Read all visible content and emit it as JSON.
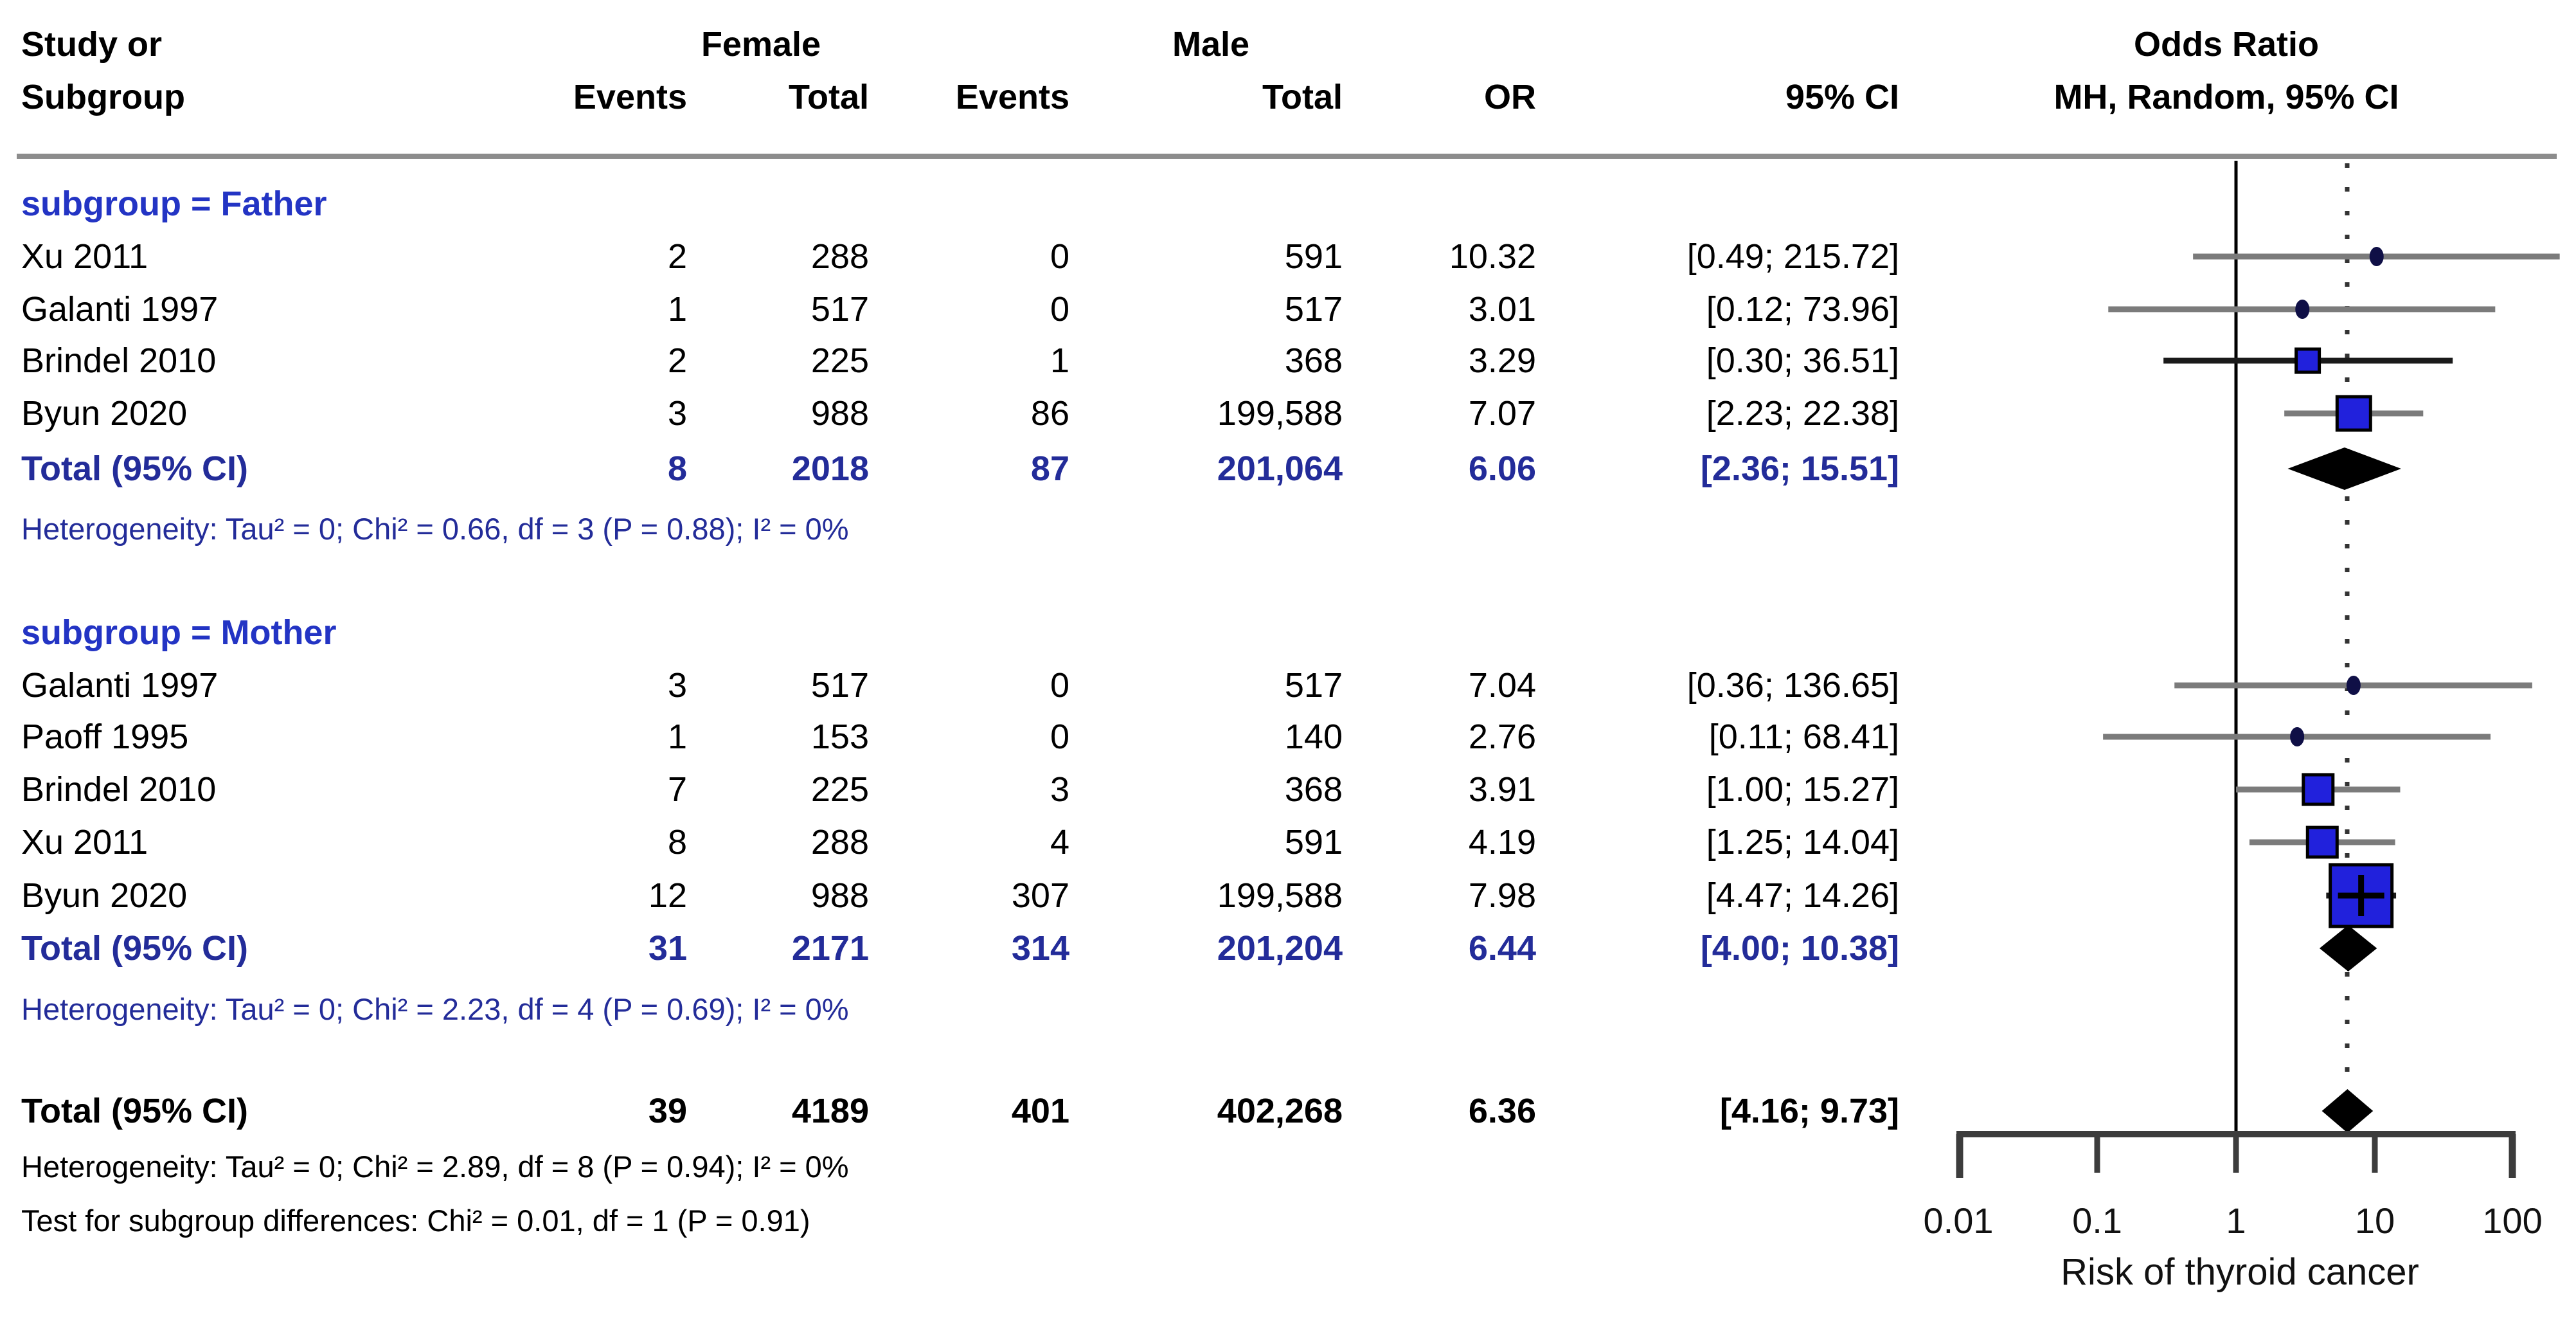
{
  "table": {
    "header": {
      "col1a": "Study or",
      "col1b": "Subgroup",
      "female": "Female",
      "male": "Male",
      "events": "Events",
      "total": "Total",
      "or": "OR",
      "ci": "95% CI",
      "plot_line1": "Odds Ratio",
      "plot_line2": "MH, Random, 95% CI"
    },
    "father": {
      "label": "subgroup = Father",
      "rows": [
        {
          "study": "Xu 2011",
          "ef": "2",
          "tf": "288",
          "em": "0",
          "tm": "591",
          "or": "10.32",
          "ci": "[0.49; 215.72]"
        },
        {
          "study": "Galanti 1997",
          "ef": "1",
          "tf": "517",
          "em": "0",
          "tm": "517",
          "or": "3.01",
          "ci": "[0.12; 73.96]"
        },
        {
          "study": "Brindel 2010",
          "ef": "2",
          "tf": "225",
          "em": "1",
          "tm": "368",
          "or": "3.29",
          "ci": "[0.30; 36.51]"
        },
        {
          "study": "Byun 2020",
          "ef": "3",
          "tf": "988",
          "em": "86",
          "tm": "199,588",
          "or": "7.07",
          "ci": "[2.23; 22.38]"
        }
      ],
      "total": {
        "study": "Total (95% CI)",
        "ef": "8",
        "tf": "2018",
        "em": "87",
        "tm": "201,064",
        "or": "6.06",
        "ci": "[2.36; 15.51]"
      },
      "het": "Heterogeneity: Tau² = 0; Chi² = 0.66, df = 3 (P = 0.88); I² = 0%"
    },
    "mother": {
      "label": "subgroup = Mother",
      "rows": [
        {
          "study": "Galanti 1997",
          "ef": "3",
          "tf": "517",
          "em": "0",
          "tm": "517",
          "or": "7.04",
          "ci": "[0.36; 136.65]"
        },
        {
          "study": "Paoff 1995",
          "ef": "1",
          "tf": "153",
          "em": "0",
          "tm": "140",
          "or": "2.76",
          "ci": "[0.11; 68.41]"
        },
        {
          "study": "Brindel 2010",
          "ef": "7",
          "tf": "225",
          "em": "3",
          "tm": "368",
          "or": "3.91",
          "ci": "[1.00; 15.27]"
        },
        {
          "study": "Xu 2011",
          "ef": "8",
          "tf": "288",
          "em": "4",
          "tm": "591",
          "or": "4.19",
          "ci": "[1.25; 14.04]"
        },
        {
          "study": "Byun 2020",
          "ef": "12",
          "tf": "988",
          "em": "307",
          "tm": "199,588",
          "or": "7.98",
          "ci": "[4.47; 14.26]"
        }
      ],
      "total": {
        "study": "Total (95% CI)",
        "ef": "31",
        "tf": "2171",
        "em": "314",
        "tm": "201,204",
        "or": "6.44",
        "ci": "[4.00; 10.38]"
      },
      "het": "Heterogeneity: Tau² = 0; Chi² = 2.23, df = 4 (P = 0.69); I² = 0%"
    },
    "overall": {
      "total": {
        "study": "Total (95% CI)",
        "ef": "39",
        "tf": "4189",
        "em": "401",
        "tm": "402,268",
        "or": "6.36",
        "ci": "[4.16; 9.73]"
      },
      "het": "Heterogeneity: Tau² = 0; Chi² = 2.89, df = 8 (P = 0.94); I² = 0%",
      "test": "Test for subgroup differences: Chi² = 0.01, df = 1 (P = 0.91)"
    }
  },
  "chart_data": {
    "type": "scatter",
    "variant": "forest-plot",
    "x_scale": "log10",
    "x_range": [
      0.01,
      100
    ],
    "x_ticks": [
      0.01,
      0.1,
      1,
      10,
      100
    ],
    "x_tick_labels": [
      "0.01",
      "0.1",
      "1",
      "10",
      "100"
    ],
    "x_label": "Risk of thyroid cancer",
    "null_line": 1,
    "overall_dotted_line": 6.36,
    "marker_color": "#2121dc",
    "diamond_color": "#000000",
    "groups": [
      {
        "name": "Father",
        "rows": [
          {
            "study": "Xu 2011",
            "or": 10.32,
            "lo": 0.49,
            "hi": 215.72,
            "marker": "dot",
            "size": 26,
            "line": "gray"
          },
          {
            "study": "Galanti 1997",
            "or": 3.01,
            "lo": 0.12,
            "hi": 73.96,
            "marker": "dot",
            "size": 24,
            "line": "gray"
          },
          {
            "study": "Brindel 2010",
            "or": 3.29,
            "lo": 0.3,
            "hi": 36.51,
            "marker": "square",
            "size": 36,
            "line": "dark"
          },
          {
            "study": "Byun 2020",
            "or": 7.07,
            "lo": 2.23,
            "hi": 22.38,
            "marker": "square",
            "size": 52,
            "line": "gray"
          }
        ],
        "diamond": {
          "or": 6.06,
          "lo": 2.36,
          "hi": 15.51
        }
      },
      {
        "name": "Mother",
        "rows": [
          {
            "study": "Galanti 1997",
            "or": 7.04,
            "lo": 0.36,
            "hi": 136.65,
            "marker": "dot",
            "size": 26,
            "line": "gray"
          },
          {
            "study": "Paoff 1995",
            "or": 2.76,
            "lo": 0.11,
            "hi": 68.41,
            "marker": "dot",
            "size": 24,
            "line": "gray"
          },
          {
            "study": "Brindel 2010",
            "or": 3.91,
            "lo": 1.0,
            "hi": 15.27,
            "marker": "square",
            "size": 46,
            "line": "gray"
          },
          {
            "study": "Xu 2011",
            "or": 4.19,
            "lo": 1.25,
            "hi": 14.04,
            "marker": "square",
            "size": 46,
            "line": "gray"
          },
          {
            "study": "Byun 2020",
            "or": 7.98,
            "lo": 4.47,
            "hi": 14.26,
            "marker": "square-cross",
            "size": 96,
            "line": "dark"
          }
        ],
        "diamond": {
          "or": 6.44,
          "lo": 4.0,
          "hi": 10.38
        }
      }
    ],
    "overall": {
      "or": 6.36,
      "lo": 4.16,
      "hi": 9.73
    }
  }
}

────────

## AIM
Quote in full the listing given above; the images are to be left out.

## EXERCISE SOLUTION
Read all visible content and emit it as JSON.
{
  "table": {
    "header": {
      "col1a": "Study or",
      "col1b": "Subgroup",
      "female": "Female",
      "male": "Male",
      "events": "Events",
      "total": "Total",
      "or": "OR",
      "ci": "95% CI",
      "plot_line1": "Odds Ratio",
      "plot_line2": "MH, Random, 95% CI"
    },
    "father": {
      "label": "subgroup = Father",
      "rows": [
        {
          "study": "Xu 2011",
          "ef": "2",
          "tf": "288",
          "em": "0",
          "tm": "591",
          "or": "10.32",
          "ci": "[0.49; 215.72]"
        },
        {
          "study": "Galanti 1997",
          "ef": "1",
          "tf": "517",
          "em": "0",
          "tm": "517",
          "or": "3.01",
          "ci": "[0.12; 73.96]"
        },
        {
          "study": "Brindel 2010",
          "ef": "2",
          "tf": "225",
          "em": "1",
          "tm": "368",
          "or": "3.29",
          "ci": "[0.30; 36.51]"
        },
        {
          "study": "Byun 2020",
          "ef": "3",
          "tf": "988",
          "em": "86",
          "tm": "199,588",
          "or": "7.07",
          "ci": "[2.23; 22.38]"
        }
      ],
      "total": {
        "study": "Total (95% CI)",
        "ef": "8",
        "tf": "2018",
        "em": "87",
        "tm": "201,064",
        "or": "6.06",
        "ci": "[2.36; 15.51]"
      },
      "het": "Heterogeneity: Tau² = 0; Chi² = 0.66, df = 3 (P = 0.88); I² = 0%"
    },
    "mother": {
      "label": "subgroup = Mother",
      "rows": [
        {
          "study": "Galanti 1997",
          "ef": "3",
          "tf": "517",
          "em": "0",
          "tm": "517",
          "or": "7.04",
          "ci": "[0.36; 136.65]"
        },
        {
          "study": "Paoff 1995",
          "ef": "1",
          "tf": "153",
          "em": "0",
          "tm": "140",
          "or": "2.76",
          "ci": "[0.11; 68.41]"
        },
        {
          "study": "Brindel 2010",
          "ef": "7",
          "tf": "225",
          "em": "3",
          "tm": "368",
          "or": "3.91",
          "ci": "[1.00; 15.27]"
        },
        {
          "study": "Xu 2011",
          "ef": "8",
          "tf": "288",
          "em": "4",
          "tm": "591",
          "or": "4.19",
          "ci": "[1.25; 14.04]"
        },
        {
          "study": "Byun 2020",
          "ef": "12",
          "tf": "988",
          "em": "307",
          "tm": "199,588",
          "or": "7.98",
          "ci": "[4.47; 14.26]"
        }
      ],
      "total": {
        "study": "Total (95% CI)",
        "ef": "31",
        "tf": "2171",
        "em": "314",
        "tm": "201,204",
        "or": "6.44",
        "ci": "[4.00; 10.38]"
      },
      "het": "Heterogeneity: Tau² = 0; Chi² = 2.23, df = 4 (P = 0.69); I² = 0%"
    },
    "overall": {
      "total": {
        "study": "Total (95% CI)",
        "ef": "39",
        "tf": "4189",
        "em": "401",
        "tm": "402,268",
        "or": "6.36",
        "ci": "[4.16; 9.73]"
      },
      "het": "Heterogeneity: Tau² = 0; Chi² = 2.89, df = 8 (P = 0.94); I² = 0%",
      "test": "Test for subgroup differences: Chi² = 0.01, df = 1 (P = 0.91)"
    }
  },
  "chart_data": {
    "type": "scatter",
    "variant": "forest-plot",
    "x_scale": "log10",
    "x_range": [
      0.01,
      100
    ],
    "x_ticks": [
      0.01,
      0.1,
      1,
      10,
      100
    ],
    "x_tick_labels": [
      "0.01",
      "0.1",
      "1",
      "10",
      "100"
    ],
    "x_label": "Risk of thyroid cancer",
    "null_line": 1,
    "overall_dotted_line": 6.36,
    "marker_color": "#2121dc",
    "diamond_color": "#000000",
    "groups": [
      {
        "name": "Father",
        "rows": [
          {
            "study": "Xu 2011",
            "or": 10.32,
            "lo": 0.49,
            "hi": 215.72,
            "marker": "dot",
            "size": 26,
            "line": "gray"
          },
          {
            "study": "Galanti 1997",
            "or": 3.01,
            "lo": 0.12,
            "hi": 73.96,
            "marker": "dot",
            "size": 24,
            "line": "gray"
          },
          {
            "study": "Brindel 2010",
            "or": 3.29,
            "lo": 0.3,
            "hi": 36.51,
            "marker": "square",
            "size": 36,
            "line": "dark"
          },
          {
            "study": "Byun 2020",
            "or": 7.07,
            "lo": 2.23,
            "hi": 22.38,
            "marker": "square",
            "size": 52,
            "line": "gray"
          }
        ],
        "diamond": {
          "or": 6.06,
          "lo": 2.36,
          "hi": 15.51
        }
      },
      {
        "name": "Mother",
        "rows": [
          {
            "study": "Galanti 1997",
            "or": 7.04,
            "lo": 0.36,
            "hi": 136.65,
            "marker": "dot",
            "size": 26,
            "line": "gray"
          },
          {
            "study": "Paoff 1995",
            "or": 2.76,
            "lo": 0.11,
            "hi": 68.41,
            "marker": "dot",
            "size": 24,
            "line": "gray"
          },
          {
            "study": "Brindel 2010",
            "or": 3.91,
            "lo": 1.0,
            "hi": 15.27,
            "marker": "square",
            "size": 46,
            "line": "gray"
          },
          {
            "study": "Xu 2011",
            "or": 4.19,
            "lo": 1.25,
            "hi": 14.04,
            "marker": "square",
            "size": 46,
            "line": "gray"
          },
          {
            "study": "Byun 2020",
            "or": 7.98,
            "lo": 4.47,
            "hi": 14.26,
            "marker": "square-cross",
            "size": 96,
            "line": "dark"
          }
        ],
        "diamond": {
          "or": 6.44,
          "lo": 4.0,
          "hi": 10.38
        }
      }
    ],
    "overall": {
      "or": 6.36,
      "lo": 4.16,
      "hi": 9.73
    }
  }
}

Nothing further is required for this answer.